WHAT TO WORK ON
From the listing that follows, extract every line and set it down unaltered.

MATERIAL FOR THIS EXERCISE
▬▬▬
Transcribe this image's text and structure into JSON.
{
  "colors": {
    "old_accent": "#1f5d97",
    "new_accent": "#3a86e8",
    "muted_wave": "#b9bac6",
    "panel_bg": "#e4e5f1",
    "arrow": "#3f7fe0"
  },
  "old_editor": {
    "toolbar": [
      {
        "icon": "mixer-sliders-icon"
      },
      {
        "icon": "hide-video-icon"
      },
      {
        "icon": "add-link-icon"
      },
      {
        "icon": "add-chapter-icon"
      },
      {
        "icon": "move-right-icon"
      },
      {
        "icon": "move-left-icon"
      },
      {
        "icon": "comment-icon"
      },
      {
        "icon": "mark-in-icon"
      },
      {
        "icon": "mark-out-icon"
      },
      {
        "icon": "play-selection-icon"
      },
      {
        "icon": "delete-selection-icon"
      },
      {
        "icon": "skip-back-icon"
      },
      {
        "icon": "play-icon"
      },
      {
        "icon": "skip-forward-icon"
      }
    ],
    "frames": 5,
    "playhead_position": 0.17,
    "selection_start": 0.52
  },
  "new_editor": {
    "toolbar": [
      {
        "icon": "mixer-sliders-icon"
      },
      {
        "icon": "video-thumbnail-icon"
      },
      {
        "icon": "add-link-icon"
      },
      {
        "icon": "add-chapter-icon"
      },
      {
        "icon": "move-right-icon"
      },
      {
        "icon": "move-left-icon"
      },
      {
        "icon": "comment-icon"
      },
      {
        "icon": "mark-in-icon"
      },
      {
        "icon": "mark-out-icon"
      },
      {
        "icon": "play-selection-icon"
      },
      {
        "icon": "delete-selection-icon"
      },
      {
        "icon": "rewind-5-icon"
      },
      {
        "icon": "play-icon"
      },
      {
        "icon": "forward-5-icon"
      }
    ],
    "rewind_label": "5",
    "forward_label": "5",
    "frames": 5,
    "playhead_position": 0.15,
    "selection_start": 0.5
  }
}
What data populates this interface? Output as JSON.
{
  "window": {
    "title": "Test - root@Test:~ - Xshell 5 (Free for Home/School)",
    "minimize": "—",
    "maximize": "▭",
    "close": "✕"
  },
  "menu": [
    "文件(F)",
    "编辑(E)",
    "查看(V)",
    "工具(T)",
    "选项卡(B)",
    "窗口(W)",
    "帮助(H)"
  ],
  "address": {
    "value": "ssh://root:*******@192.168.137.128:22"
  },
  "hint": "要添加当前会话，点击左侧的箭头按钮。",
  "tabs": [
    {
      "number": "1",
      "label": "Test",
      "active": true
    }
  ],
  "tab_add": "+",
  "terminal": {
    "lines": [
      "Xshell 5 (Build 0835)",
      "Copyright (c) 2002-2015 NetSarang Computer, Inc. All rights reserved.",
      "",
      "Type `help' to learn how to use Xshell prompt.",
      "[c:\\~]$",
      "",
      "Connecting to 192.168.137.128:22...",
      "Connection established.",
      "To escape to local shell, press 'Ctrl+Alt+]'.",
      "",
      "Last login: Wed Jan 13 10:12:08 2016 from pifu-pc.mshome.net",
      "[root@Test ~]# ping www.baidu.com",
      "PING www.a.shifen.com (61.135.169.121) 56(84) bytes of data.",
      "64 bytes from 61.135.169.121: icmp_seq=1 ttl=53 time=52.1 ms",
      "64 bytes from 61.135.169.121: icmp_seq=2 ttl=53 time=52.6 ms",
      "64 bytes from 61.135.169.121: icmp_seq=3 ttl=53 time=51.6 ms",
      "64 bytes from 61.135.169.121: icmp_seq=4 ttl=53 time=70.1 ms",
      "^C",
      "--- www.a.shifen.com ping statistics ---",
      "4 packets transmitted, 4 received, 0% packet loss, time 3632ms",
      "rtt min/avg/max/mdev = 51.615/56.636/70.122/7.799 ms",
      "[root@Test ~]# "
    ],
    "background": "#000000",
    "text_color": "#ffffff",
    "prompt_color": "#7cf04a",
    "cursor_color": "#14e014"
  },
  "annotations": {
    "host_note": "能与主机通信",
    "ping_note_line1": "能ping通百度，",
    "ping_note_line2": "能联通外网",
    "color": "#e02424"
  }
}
▬▬▬
RESULT
Transcribe this image's text and structure into JSON.
{
  "colors": {
    "old_accent": "#1f5d97",
    "new_accent": "#3a86e8",
    "muted_wave": "#b9bac6",
    "panel_bg": "#e4e5f1",
    "arrow": "#3f7fe0"
  },
  "old_editor": {
    "toolbar": [
      {
        "icon": "mixer-sliders-icon"
      },
      {
        "icon": "hide-video-icon"
      },
      {
        "icon": "add-link-icon"
      },
      {
        "icon": "add-chapter-icon"
      },
      {
        "icon": "move-right-icon"
      },
      {
        "icon": "move-left-icon"
      },
      {
        "icon": "comment-icon"
      },
      {
        "icon": "mark-in-icon"
      },
      {
        "icon": "mark-out-icon"
      },
      {
        "icon": "play-selection-icon"
      },
      {
        "icon": "delete-selection-icon"
      },
      {
        "icon": "skip-back-icon"
      },
      {
        "icon": "play-icon"
      },
      {
        "icon": "skip-forward-icon"
      }
    ],
    "frames": 5,
    "playhead_position": 0.17,
    "selection_start": 0.52
  },
  "new_editor": {
    "toolbar": [
      {
        "icon": "mixer-sliders-icon"
      },
      {
        "icon": "video-thumbnail-icon"
      },
      {
        "icon": "add-link-icon"
      },
      {
        "icon": "add-chapter-icon"
      },
      {
        "icon": "move-right-icon"
      },
      {
        "icon": "move-left-icon"
      },
      {
        "icon": "comment-icon"
      },
      {
        "icon": "mark-in-icon"
      },
      {
        "icon": "mark-out-icon"
      },
      {
        "icon": "play-selection-icon"
      },
      {
        "icon": "delete-selection-icon"
      },
      {
        "icon": "rewind-5-icon"
      },
      {
        "icon": "play-icon"
      },
      {
        "icon": "forward-5-icon"
      }
    ],
    "rewind_label": "5",
    "forward_label": "5",
    "frames": 5,
    "playhead_position": 0.15,
    "selection_start": 0.5
  }
}
What data populates this interface? Output as JSON.
{
  "window": {
    "title": "Test - root@Test:~ - Xshell 5 (Free for Home/School)",
    "minimize": "—",
    "maximize": "▭",
    "close": "✕"
  },
  "menu": [
    "文件(F)",
    "编辑(E)",
    "查看(V)",
    "工具(T)",
    "选项卡(B)",
    "窗口(W)",
    "帮助(H)"
  ],
  "address": {
    "value": "ssh://root:*******@192.168.137.128:22"
  },
  "hint": "要添加当前会话，点击左侧的箭头按钮。",
  "tabs": [
    {
      "number": "1",
      "label": "Test",
      "active": true
    }
  ],
  "tab_add": "+",
  "terminal": {
    "lines": [
      "Xshell 5 (Build 0835)",
      "Copyright (c) 2002-2015 NetSarang Computer, Inc. All rights reserved.",
      "",
      "Type `help' to learn how to use Xshell prompt.",
      "[c:\\~]$",
      "",
      "Connecting to 192.168.137.128:22...",
      "Connection established.",
      "To escape to local shell, press 'Ctrl+Alt+]'.",
      "",
      "Last login: Wed Jan 13 10:12:08 2016 from pifu-pc.mshome.net",
      "[root@Test ~]# ping www.baidu.com",
      "PING www.a.shifen.com (61.135.169.121) 56(84) bytes of data.",
      "64 bytes from 61.135.169.121: icmp_seq=1 ttl=53 time=52.1 ms",
      "64 bytes from 61.135.169.121: icmp_seq=2 ttl=53 time=52.6 ms",
      "64 bytes from 61.135.169.121: icmp_seq=3 ttl=53 time=51.6 ms",
      "64 bytes from 61.135.169.121: icmp_seq=4 ttl=53 time=70.1 ms",
      "^C",
      "--- www.a.shifen.com ping statistics ---",
      "4 packets transmitted, 4 received, 0% packet loss, time 3632ms",
      "rtt min/avg/max/mdev = 51.615/56.636/70.122/7.799 ms",
      "[root@Test ~]# "
    ],
    "background": "#000000",
    "text_color": "#ffffff",
    "prompt_color": "#7cf04a",
    "cursor_color": "#14e014"
  },
  "annotations": {
    "host_note": "能与主机通信",
    "ping_note_line1": "能ping通百度，",
    "ping_note_line2": "能联通外网",
    "color": "#e02424"
  }
}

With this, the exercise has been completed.